[What you need to do] Where a line of the listing below includes the word "условиях", reproduce that line.

[Records for the exercise]
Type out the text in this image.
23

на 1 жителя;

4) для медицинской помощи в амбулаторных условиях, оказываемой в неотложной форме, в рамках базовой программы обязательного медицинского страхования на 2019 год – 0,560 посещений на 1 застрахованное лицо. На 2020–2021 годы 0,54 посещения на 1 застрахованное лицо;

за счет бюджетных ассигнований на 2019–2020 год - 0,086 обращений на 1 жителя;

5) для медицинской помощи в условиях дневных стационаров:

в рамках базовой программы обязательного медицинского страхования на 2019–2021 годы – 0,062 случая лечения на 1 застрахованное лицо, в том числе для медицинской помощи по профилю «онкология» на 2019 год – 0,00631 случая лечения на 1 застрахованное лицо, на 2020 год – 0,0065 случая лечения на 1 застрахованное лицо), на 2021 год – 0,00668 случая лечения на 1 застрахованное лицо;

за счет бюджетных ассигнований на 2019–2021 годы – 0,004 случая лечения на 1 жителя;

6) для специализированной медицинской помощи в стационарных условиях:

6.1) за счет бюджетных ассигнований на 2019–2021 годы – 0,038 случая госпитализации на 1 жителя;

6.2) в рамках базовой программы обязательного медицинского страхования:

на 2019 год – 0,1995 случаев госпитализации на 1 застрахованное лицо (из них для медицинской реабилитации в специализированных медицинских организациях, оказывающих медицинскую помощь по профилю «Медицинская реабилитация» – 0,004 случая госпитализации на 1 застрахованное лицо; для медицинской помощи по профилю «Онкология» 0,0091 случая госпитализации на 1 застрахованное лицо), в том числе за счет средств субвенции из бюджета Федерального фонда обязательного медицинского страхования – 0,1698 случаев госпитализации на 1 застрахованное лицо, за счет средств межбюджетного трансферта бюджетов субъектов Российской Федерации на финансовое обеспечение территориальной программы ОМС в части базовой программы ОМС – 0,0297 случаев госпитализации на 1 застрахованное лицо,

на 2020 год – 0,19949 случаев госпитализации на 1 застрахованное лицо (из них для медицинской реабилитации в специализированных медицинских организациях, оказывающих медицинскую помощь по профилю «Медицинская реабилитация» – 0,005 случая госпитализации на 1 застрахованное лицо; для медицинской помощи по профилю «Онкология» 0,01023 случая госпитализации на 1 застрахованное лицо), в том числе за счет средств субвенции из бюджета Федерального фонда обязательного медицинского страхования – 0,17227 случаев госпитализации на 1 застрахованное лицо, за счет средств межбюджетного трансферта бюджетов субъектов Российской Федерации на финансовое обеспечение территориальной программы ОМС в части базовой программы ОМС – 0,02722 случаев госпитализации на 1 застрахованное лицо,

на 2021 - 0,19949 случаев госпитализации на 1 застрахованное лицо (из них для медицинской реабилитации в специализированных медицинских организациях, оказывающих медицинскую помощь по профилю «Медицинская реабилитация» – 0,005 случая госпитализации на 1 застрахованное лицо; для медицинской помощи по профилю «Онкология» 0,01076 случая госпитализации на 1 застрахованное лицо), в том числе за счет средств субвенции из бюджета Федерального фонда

[Expected answer]
4) для медицинской помощи в амбулаторных условиях, оказываемой в неотложной форме, в рамках базовой программы обязательного медицинского страхования на 2019 год – 0,560 посещений на 1 застрахованное лицо. На 2020–2021 годы 0,54 посещения на 1 застрахованное лицо;
5) для медицинской помощи в условиях дневных стационаров:
6) для специализированной медицинской помощи в стационарных условиях:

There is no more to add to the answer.